* _DIRECTIONS_
In the records that follow, locate every line with "поздних" and extract it.

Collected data
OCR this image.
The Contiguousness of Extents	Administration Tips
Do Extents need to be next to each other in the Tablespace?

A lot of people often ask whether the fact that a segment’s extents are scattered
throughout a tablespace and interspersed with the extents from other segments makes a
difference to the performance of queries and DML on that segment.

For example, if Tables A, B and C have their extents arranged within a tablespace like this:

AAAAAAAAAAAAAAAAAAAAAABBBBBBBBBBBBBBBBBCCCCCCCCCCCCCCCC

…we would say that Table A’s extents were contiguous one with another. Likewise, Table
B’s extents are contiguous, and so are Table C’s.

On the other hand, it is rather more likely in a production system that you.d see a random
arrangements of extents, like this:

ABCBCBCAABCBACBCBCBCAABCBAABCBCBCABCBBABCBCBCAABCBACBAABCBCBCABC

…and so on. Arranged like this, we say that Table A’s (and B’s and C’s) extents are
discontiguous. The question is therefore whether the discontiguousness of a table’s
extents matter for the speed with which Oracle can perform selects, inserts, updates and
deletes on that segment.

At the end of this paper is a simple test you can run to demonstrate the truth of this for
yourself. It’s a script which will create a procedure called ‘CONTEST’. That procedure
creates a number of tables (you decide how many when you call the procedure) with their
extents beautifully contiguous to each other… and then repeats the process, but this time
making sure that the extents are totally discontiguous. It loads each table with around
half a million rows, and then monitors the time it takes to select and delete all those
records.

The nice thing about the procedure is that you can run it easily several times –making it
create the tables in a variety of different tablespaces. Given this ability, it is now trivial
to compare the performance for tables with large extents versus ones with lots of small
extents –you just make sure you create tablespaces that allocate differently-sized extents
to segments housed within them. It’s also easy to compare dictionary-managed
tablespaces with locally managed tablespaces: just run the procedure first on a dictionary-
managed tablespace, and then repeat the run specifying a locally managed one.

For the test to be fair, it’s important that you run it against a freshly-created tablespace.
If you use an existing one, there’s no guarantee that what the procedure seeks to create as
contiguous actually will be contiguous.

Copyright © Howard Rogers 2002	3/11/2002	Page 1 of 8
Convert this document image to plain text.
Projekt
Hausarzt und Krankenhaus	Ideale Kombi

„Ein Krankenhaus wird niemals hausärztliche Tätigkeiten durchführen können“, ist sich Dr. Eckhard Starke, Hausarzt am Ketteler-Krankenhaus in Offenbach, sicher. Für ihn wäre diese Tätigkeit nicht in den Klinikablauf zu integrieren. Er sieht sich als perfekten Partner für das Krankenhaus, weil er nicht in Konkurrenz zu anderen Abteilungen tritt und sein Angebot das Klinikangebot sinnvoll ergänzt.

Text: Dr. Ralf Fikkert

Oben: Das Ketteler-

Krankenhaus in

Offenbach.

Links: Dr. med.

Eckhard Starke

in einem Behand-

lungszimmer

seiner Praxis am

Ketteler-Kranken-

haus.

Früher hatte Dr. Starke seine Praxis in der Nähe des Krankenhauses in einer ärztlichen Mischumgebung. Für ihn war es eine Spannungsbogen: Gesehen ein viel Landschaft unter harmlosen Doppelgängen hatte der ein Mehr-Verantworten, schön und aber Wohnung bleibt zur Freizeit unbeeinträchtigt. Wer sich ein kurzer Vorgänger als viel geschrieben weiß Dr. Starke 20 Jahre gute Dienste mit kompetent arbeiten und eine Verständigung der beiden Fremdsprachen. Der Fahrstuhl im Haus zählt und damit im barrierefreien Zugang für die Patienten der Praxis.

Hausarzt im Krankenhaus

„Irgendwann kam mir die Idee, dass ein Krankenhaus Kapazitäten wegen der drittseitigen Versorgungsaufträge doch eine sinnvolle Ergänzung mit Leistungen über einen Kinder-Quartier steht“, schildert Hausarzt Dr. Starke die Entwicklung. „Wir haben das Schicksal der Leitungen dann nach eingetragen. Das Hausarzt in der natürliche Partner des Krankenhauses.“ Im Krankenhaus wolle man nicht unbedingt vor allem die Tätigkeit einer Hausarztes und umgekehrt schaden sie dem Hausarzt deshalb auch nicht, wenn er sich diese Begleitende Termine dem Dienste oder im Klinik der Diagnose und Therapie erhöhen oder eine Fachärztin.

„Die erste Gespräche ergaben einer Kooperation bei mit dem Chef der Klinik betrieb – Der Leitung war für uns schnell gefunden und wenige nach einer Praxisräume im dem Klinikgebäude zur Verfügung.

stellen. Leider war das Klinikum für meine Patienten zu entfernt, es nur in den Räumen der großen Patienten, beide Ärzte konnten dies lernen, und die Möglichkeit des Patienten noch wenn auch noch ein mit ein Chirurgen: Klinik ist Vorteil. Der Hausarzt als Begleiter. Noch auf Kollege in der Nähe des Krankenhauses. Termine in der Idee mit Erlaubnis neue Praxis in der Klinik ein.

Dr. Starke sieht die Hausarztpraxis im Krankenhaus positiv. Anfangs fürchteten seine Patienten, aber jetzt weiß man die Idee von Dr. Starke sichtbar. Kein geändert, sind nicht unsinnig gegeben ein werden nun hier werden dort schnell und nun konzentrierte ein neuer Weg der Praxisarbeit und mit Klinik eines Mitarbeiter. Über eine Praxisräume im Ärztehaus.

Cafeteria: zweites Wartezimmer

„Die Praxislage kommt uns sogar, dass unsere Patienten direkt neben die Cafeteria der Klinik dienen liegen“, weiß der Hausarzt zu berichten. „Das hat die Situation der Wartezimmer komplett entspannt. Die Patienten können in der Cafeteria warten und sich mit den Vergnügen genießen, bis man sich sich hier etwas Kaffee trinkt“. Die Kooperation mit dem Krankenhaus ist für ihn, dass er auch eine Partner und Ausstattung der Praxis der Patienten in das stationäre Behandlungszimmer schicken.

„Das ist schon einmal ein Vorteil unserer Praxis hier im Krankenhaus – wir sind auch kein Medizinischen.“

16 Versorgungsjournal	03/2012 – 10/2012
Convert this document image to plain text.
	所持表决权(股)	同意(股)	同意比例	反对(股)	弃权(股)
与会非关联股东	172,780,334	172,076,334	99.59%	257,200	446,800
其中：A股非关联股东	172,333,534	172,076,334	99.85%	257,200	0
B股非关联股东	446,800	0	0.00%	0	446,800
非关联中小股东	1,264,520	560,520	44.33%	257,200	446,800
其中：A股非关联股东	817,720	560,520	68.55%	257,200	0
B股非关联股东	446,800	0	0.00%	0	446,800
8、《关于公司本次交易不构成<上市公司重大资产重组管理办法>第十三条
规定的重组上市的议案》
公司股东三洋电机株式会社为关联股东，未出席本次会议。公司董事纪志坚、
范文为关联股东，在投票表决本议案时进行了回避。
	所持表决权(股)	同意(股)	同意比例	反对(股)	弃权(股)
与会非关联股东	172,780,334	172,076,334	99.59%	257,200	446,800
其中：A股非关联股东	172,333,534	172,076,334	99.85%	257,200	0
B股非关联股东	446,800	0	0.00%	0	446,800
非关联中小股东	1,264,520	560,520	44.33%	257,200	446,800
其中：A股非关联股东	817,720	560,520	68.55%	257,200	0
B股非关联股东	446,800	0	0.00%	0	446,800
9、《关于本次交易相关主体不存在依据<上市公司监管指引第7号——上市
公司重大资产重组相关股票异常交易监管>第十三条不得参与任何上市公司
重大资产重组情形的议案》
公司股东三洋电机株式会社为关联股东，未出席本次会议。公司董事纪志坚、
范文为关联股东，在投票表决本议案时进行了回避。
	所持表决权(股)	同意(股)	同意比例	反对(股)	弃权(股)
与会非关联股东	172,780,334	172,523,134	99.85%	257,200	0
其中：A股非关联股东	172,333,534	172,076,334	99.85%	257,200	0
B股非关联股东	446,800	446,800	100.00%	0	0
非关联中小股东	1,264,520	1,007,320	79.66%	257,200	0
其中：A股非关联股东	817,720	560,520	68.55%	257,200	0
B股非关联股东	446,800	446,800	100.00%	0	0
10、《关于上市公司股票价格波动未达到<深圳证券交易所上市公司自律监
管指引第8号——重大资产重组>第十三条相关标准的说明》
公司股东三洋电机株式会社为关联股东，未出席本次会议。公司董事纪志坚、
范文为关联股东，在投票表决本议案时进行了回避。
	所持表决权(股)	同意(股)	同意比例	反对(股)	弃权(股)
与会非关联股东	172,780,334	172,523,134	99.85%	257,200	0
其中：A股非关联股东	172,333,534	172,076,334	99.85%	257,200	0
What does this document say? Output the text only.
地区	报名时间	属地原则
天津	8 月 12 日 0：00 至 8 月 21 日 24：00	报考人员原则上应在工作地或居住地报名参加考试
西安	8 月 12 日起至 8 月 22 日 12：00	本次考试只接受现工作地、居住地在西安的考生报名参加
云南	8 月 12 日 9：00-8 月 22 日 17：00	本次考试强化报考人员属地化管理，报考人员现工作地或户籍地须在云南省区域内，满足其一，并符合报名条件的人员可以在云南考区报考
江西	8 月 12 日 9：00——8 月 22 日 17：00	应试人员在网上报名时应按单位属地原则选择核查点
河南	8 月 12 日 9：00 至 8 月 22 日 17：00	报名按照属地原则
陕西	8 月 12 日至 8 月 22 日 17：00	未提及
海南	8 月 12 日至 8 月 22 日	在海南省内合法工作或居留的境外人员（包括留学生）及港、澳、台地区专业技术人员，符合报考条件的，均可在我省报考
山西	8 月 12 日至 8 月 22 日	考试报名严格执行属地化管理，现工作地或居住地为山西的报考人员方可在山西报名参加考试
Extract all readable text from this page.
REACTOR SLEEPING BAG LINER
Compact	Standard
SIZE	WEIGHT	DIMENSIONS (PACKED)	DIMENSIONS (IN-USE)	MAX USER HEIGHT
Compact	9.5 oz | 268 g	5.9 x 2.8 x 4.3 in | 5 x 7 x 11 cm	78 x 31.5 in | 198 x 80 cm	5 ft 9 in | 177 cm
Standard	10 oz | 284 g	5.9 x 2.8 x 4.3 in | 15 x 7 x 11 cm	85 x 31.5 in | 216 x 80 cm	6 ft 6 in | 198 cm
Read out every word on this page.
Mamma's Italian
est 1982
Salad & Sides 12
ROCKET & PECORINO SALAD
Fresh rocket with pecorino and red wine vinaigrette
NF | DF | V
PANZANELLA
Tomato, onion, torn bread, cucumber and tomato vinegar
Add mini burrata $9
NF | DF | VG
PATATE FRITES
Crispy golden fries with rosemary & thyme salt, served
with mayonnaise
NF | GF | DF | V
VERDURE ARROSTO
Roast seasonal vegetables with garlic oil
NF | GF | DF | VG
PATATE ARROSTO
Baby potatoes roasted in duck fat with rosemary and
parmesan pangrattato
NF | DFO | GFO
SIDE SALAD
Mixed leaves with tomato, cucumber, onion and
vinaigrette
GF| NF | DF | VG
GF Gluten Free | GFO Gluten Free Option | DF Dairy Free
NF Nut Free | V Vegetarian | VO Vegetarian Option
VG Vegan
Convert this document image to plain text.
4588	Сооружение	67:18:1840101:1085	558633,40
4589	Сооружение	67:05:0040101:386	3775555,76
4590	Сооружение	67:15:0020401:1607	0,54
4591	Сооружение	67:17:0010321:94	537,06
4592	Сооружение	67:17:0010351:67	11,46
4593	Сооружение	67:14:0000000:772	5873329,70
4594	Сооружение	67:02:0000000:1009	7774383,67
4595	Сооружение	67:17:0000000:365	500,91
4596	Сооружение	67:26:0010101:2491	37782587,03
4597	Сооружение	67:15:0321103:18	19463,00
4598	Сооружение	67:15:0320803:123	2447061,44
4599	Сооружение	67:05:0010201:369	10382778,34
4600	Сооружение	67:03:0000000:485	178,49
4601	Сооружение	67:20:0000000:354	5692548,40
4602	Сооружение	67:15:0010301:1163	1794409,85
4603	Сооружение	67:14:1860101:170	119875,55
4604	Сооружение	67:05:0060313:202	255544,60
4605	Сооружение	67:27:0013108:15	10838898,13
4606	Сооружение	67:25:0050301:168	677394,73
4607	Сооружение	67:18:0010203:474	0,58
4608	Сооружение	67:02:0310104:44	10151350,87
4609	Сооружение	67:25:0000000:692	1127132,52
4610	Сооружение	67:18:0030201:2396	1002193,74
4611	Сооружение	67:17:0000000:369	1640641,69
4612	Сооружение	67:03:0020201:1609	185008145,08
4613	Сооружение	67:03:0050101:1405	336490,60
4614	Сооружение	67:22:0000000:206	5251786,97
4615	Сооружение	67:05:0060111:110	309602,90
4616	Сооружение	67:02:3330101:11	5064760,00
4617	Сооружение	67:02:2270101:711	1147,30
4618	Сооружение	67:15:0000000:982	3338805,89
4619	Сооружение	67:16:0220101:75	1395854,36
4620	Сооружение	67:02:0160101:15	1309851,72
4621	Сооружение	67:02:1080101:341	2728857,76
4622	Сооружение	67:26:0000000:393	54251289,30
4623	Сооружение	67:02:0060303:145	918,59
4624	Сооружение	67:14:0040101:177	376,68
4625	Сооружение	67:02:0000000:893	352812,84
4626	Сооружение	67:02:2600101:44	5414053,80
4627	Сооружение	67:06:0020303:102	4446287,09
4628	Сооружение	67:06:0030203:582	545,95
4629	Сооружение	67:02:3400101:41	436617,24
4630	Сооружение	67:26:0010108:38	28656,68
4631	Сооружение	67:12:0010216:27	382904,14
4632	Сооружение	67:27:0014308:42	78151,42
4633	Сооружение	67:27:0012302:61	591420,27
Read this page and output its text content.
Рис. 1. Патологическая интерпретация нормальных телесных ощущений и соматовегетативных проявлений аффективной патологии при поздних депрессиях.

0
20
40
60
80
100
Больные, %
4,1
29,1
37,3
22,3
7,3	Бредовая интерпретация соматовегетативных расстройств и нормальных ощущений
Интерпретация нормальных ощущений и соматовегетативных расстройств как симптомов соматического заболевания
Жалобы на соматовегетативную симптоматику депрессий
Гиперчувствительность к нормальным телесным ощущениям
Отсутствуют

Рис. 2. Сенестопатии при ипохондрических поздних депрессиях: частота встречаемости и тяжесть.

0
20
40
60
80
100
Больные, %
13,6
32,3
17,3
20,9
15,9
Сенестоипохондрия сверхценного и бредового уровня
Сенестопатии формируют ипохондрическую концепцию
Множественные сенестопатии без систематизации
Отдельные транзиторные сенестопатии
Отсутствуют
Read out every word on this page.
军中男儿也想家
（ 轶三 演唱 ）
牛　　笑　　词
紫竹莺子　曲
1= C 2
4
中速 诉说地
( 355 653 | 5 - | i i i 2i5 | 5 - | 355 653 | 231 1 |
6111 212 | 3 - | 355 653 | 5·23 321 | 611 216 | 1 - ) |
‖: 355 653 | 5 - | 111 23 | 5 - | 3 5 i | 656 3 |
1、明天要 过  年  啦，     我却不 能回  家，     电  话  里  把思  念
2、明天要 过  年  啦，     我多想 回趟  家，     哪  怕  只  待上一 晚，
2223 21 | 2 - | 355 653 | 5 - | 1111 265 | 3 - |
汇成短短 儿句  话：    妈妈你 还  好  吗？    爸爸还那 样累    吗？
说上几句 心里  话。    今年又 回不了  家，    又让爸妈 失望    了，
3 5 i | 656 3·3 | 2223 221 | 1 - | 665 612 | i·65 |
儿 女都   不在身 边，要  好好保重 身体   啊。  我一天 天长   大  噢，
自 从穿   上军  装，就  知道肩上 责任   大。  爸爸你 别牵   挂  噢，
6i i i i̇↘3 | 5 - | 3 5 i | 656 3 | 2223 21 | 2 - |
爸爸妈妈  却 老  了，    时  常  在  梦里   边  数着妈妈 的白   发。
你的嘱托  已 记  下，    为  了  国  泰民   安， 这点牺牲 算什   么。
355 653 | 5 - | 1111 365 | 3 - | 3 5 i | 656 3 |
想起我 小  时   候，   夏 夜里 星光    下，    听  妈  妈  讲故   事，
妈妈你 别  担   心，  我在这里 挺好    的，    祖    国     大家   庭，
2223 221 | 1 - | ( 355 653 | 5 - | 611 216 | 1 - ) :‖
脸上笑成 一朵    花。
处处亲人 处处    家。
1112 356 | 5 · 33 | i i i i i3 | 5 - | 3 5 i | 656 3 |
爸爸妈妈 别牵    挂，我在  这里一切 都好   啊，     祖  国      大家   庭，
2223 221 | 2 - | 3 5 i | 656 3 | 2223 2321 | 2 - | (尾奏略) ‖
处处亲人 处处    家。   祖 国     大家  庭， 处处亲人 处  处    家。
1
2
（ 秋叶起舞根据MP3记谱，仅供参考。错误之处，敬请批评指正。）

* _RESULT OF THIS TASK_
Рис. 1. Патологическая интерпретация нормальных телесных ощущений и соматовегетативных проявлений аффективной патологии при поздних депрессиях.
Рис. 2. Сенестопатии при ипохондрических поздних депрессиях: частота встречаемости и тяжесть.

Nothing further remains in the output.